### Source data
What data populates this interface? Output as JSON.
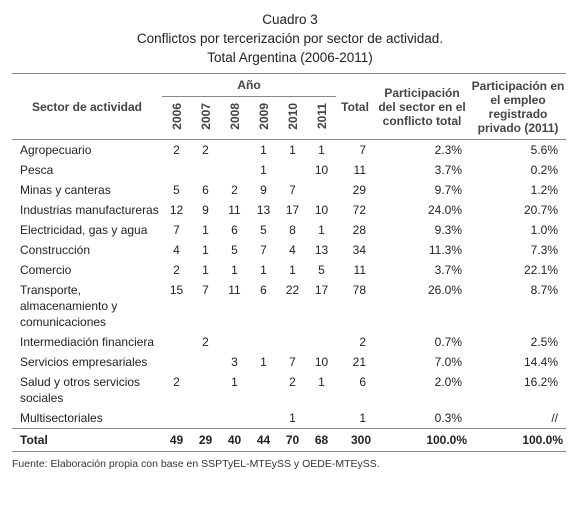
{
  "caption": {
    "label": "Cuadro 3",
    "title": "Conflictos por tercerización por sector de actividad.",
    "subtitle": "Total Argentina (2006-2011)"
  },
  "table": {
    "header": {
      "sector": "Sector de actividad",
      "year_group": "Año",
      "years": [
        2006,
        2007,
        2008,
        2009,
        2010,
        2011
      ],
      "total": "Total",
      "share_conflict": "Participación del sector en el conflicto total",
      "share_employment": "Participación en el empleo registrado privado (2011)"
    },
    "rows": [
      [
        "Agropecuario",
        2,
        2,
        null,
        1,
        1,
        1,
        7,
        "2.3%",
        "5.6%"
      ],
      [
        "Pesca",
        null,
        null,
        null,
        1,
        null,
        10,
        11,
        "3.7%",
        "0.2%"
      ],
      [
        "Minas y canteras",
        5,
        6,
        2,
        9,
        7,
        null,
        29,
        "9.7%",
        "1.2%"
      ],
      [
        "Industrias manufactureras",
        12,
        9,
        11,
        13,
        17,
        10,
        72,
        "24.0%",
        "20.7%"
      ],
      [
        "Electricidad, gas y agua",
        7,
        1,
        6,
        5,
        8,
        1,
        28,
        "9.3%",
        "1.0%"
      ],
      [
        "Construcción",
        4,
        1,
        5,
        7,
        4,
        13,
        34,
        "11.3%",
        "7.3%"
      ],
      [
        "Comercio",
        2,
        1,
        1,
        1,
        1,
        5,
        11,
        "3.7%",
        "22.1%"
      ],
      [
        "Transporte, almacenamiento y comunicaciones",
        15,
        7,
        11,
        6,
        22,
        17,
        78,
        "26.0%",
        "8.7%"
      ],
      [
        "Intermediación financiera",
        null,
        2,
        null,
        null,
        null,
        null,
        2,
        "0.7%",
        "2.5%"
      ],
      [
        "Servicios empresariales",
        null,
        null,
        3,
        1,
        7,
        10,
        21,
        "7.0%",
        "14.4%"
      ],
      [
        "Salud y otros servicios sociales",
        2,
        null,
        1,
        null,
        2,
        1,
        6,
        "2.0%",
        "16.2%"
      ],
      [
        "Multisectoriales",
        null,
        null,
        null,
        null,
        1,
        null,
        1,
        "0.3%",
        "//"
      ]
    ],
    "total_row": [
      "Total",
      49,
      29,
      40,
      44,
      70,
      68,
      300,
      "100.0%",
      "100.0%"
    ]
  },
  "source": "Fuente: Elaboración propia con base en SSPTyEL-MTEySS y OEDE-MTEySS."
}
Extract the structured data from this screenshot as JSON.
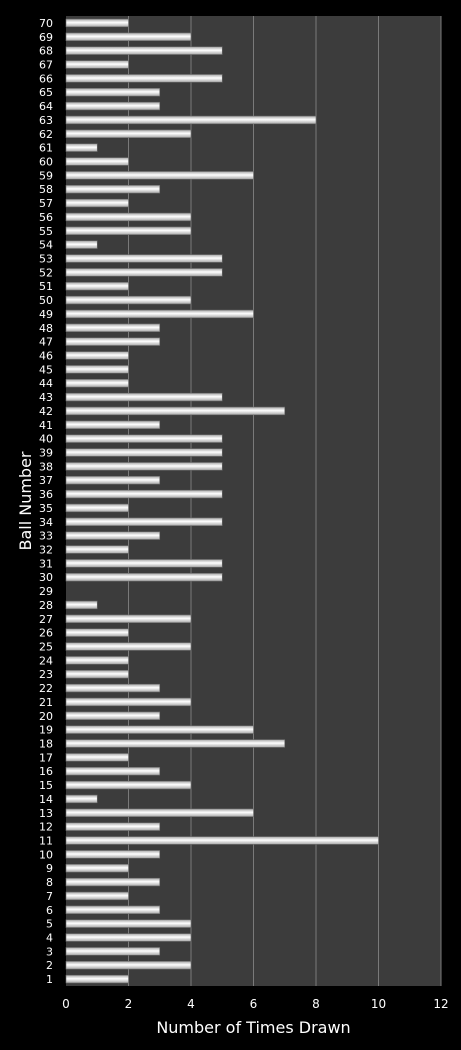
{
  "chart_data": {
    "type": "bar",
    "orientation": "horizontal",
    "xlabel": "Number of Times Drawn",
    "ylabel": "Ball Number",
    "xlim": [
      0,
      12
    ],
    "xticks": [
      "0",
      "2",
      "4",
      "6",
      "8",
      "10",
      "12"
    ],
    "grid": true,
    "legend": "none",
    "colors": {
      "background": "#000000",
      "plot_area": "#3c3c3c",
      "gridline": "#7a7a7a",
      "bar_fill": "#ffffff",
      "bar_shade": "#a8a8a8",
      "text": "#ffffff"
    },
    "categories": [
      "1",
      "2",
      "3",
      "4",
      "5",
      "6",
      "7",
      "8",
      "9",
      "10",
      "11",
      "12",
      "13",
      "14",
      "15",
      "16",
      "17",
      "18",
      "19",
      "20",
      "21",
      "22",
      "23",
      "24",
      "25",
      "26",
      "27",
      "28",
      "29",
      "30",
      "31",
      "32",
      "33",
      "34",
      "35",
      "36",
      "37",
      "38",
      "39",
      "40",
      "41",
      "42",
      "43",
      "44",
      "45",
      "46",
      "47",
      "48",
      "49",
      "50",
      "51",
      "52",
      "53",
      "54",
      "55",
      "56",
      "57",
      "58",
      "59",
      "60",
      "61",
      "62",
      "63",
      "64",
      "65",
      "66",
      "67",
      "68",
      "69",
      "70"
    ],
    "values": [
      2,
      4,
      3,
      4,
      4,
      3,
      2,
      3,
      2,
      3,
      10,
      3,
      6,
      1,
      4,
      3,
      2,
      7,
      6,
      3,
      4,
      3,
      2,
      2,
      4,
      2,
      4,
      1,
      0,
      5,
      5,
      2,
      3,
      5,
      2,
      5,
      3,
      5,
      5,
      5,
      3,
      7,
      5,
      2,
      2,
      2,
      3,
      3,
      6,
      4,
      2,
      5,
      5,
      1,
      4,
      4,
      2,
      3,
      6,
      2,
      1,
      4,
      8,
      3,
      3,
      5,
      2,
      5,
      4,
      2
    ]
  }
}
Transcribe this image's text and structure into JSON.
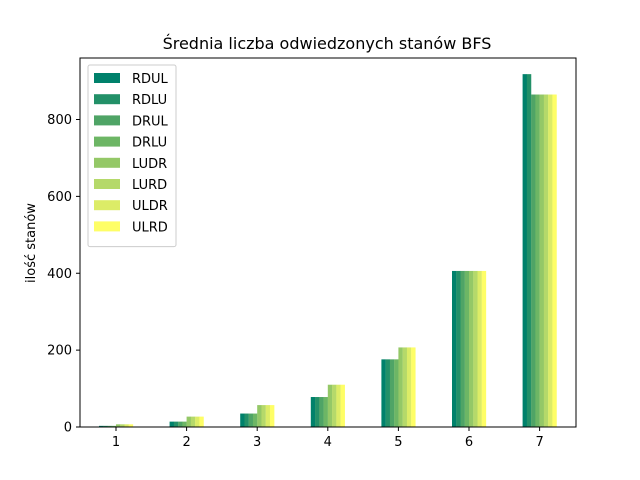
{
  "chart_data": {
    "type": "bar",
    "title": "Średnia liczba odwiedzonych stanów BFS",
    "xlabel": "",
    "ylabel": "ilość stanów",
    "categories": [
      "1",
      "2",
      "3",
      "4",
      "5",
      "6",
      "7"
    ],
    "ylim": [
      0,
      960
    ],
    "yticks": [
      0,
      200,
      400,
      600,
      800
    ],
    "grid": false,
    "legend_position": "top-left",
    "series": [
      {
        "name": "RDUL",
        "color": "#00816b",
        "values": [
          3,
          14,
          35,
          78,
          176,
          406,
          918
        ]
      },
      {
        "name": "RDLU",
        "color": "#229068",
        "values": [
          3,
          14,
          35,
          78,
          176,
          406,
          918
        ]
      },
      {
        "name": "DRUL",
        "color": "#4fa466",
        "values": [
          3,
          14,
          35,
          78,
          176,
          406,
          865
        ]
      },
      {
        "name": "DRLU",
        "color": "#6db665",
        "values": [
          3,
          14,
          35,
          78,
          176,
          406,
          865
        ]
      },
      {
        "name": "LUDR",
        "color": "#94c867",
        "values": [
          7,
          27,
          57,
          110,
          207,
          406,
          865
        ]
      },
      {
        "name": "LURD",
        "color": "#b5d96a",
        "values": [
          7,
          27,
          57,
          110,
          207,
          406,
          865
        ]
      },
      {
        "name": "ULDR",
        "color": "#dcec67",
        "values": [
          7,
          27,
          57,
          110,
          207,
          406,
          865
        ]
      },
      {
        "name": "ULRD",
        "color": "#fefe66",
        "values": [
          7,
          27,
          57,
          110,
          207,
          406,
          865
        ]
      }
    ]
  }
}
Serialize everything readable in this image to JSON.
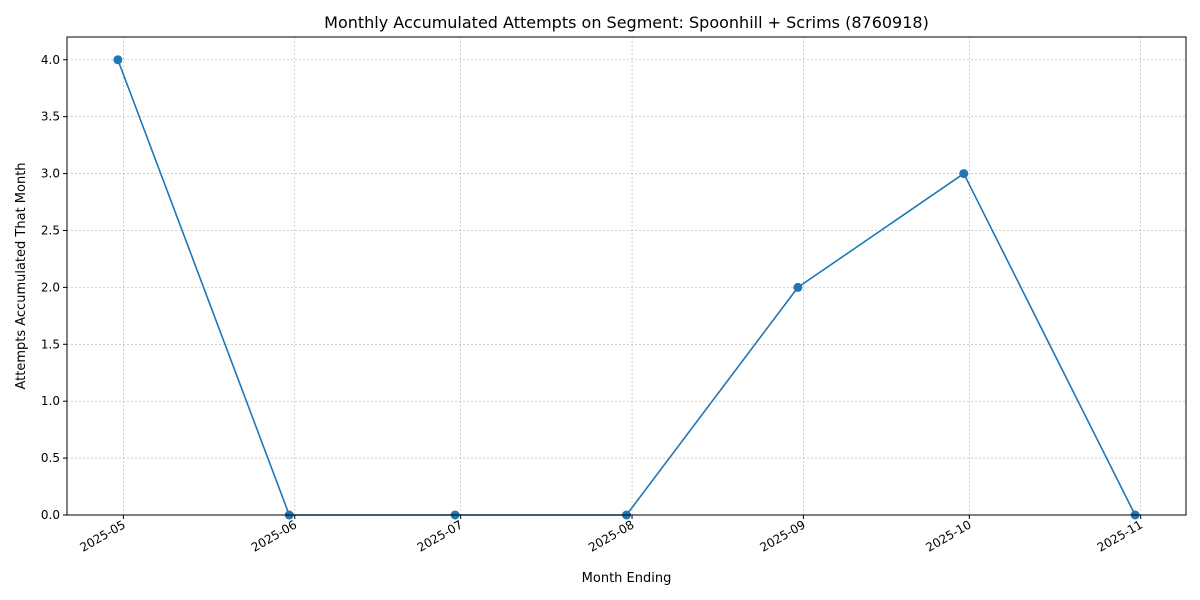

### PROBLEM REQUIREMENTS
In the entries above, identify each line that includes the string "actividad", then copy it.

### OUTPUT OF THE TASK
    "title": "Conflictos por tercerización por sector de actividad.",
      "sector": "Sector de actividad",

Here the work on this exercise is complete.